> _EXERCISE REQUIREMENTS_:
Give back exactly the lines that run from the line containing "Serialize everything readable" through the end of the listing below. Leave out every other line.

# START OF LISTING

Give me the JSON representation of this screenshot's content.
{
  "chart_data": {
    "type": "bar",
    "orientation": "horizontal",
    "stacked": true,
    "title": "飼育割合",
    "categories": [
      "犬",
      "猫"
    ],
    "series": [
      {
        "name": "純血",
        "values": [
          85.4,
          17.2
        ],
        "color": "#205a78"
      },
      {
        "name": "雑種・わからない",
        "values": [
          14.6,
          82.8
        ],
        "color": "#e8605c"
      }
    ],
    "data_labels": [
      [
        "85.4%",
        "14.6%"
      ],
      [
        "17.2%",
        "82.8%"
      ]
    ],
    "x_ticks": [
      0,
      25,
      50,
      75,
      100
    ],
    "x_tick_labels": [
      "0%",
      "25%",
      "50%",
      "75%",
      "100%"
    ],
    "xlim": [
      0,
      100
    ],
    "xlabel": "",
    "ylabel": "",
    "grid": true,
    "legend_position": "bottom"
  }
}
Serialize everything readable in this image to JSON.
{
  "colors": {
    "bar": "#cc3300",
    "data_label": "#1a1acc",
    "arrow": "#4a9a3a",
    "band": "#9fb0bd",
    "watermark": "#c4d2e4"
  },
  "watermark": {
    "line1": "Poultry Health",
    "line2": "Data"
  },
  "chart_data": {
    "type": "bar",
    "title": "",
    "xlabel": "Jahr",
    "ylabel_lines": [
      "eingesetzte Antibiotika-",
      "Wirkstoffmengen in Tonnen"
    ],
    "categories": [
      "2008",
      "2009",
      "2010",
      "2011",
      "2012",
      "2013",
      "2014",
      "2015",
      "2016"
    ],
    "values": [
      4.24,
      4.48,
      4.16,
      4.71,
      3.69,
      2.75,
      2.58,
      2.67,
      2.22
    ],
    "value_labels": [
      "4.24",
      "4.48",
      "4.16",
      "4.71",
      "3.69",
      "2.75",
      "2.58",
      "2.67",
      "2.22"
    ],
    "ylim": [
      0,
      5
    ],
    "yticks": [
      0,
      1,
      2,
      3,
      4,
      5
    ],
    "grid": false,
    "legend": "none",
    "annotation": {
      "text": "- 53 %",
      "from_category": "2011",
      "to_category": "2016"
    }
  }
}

# END OF LISTING

> _COMPLETE OUTPUT_:
Serialize everything readable in this image to JSON.
{
  "colors": {
    "bar": "#cc3300",
    "data_label": "#1a1acc",
    "arrow": "#4a9a3a",
    "band": "#9fb0bd",
    "watermark": "#c4d2e4"
  },
  "watermark": {
    "line1": "Poultry Health",
    "line2": "Data"
  },
  "chart_data": {
    "type": "bar",
    "title": "",
    "xlabel": "Jahr",
    "ylabel_lines": [
      "eingesetzte Antibiotika-",
      "Wirkstoffmengen in Tonnen"
    ],
    "categories": [
      "2008",
      "2009",
      "2010",
      "2011",
      "2012",
      "2013",
      "2014",
      "2015",
      "2016"
    ],
    "values": [
      4.24,
      4.48,
      4.16,
      4.71,
      3.69,
      2.75,
      2.58,
      2.67,
      2.22
    ],
    "value_labels": [
      "4.24",
      "4.48",
      "4.16",
      "4.71",
      "3.69",
      "2.75",
      "2.58",
      "2.67",
      "2.22"
    ],
    "ylim": [
      0,
      5
    ],
    "yticks": [
      0,
      1,
      2,
      3,
      4,
      5
    ],
    "grid": false,
    "legend": "none",
    "annotation": {
      "text": "- 53 %",
      "from_category": "2011",
      "to_category": "2016"
    }
  }
}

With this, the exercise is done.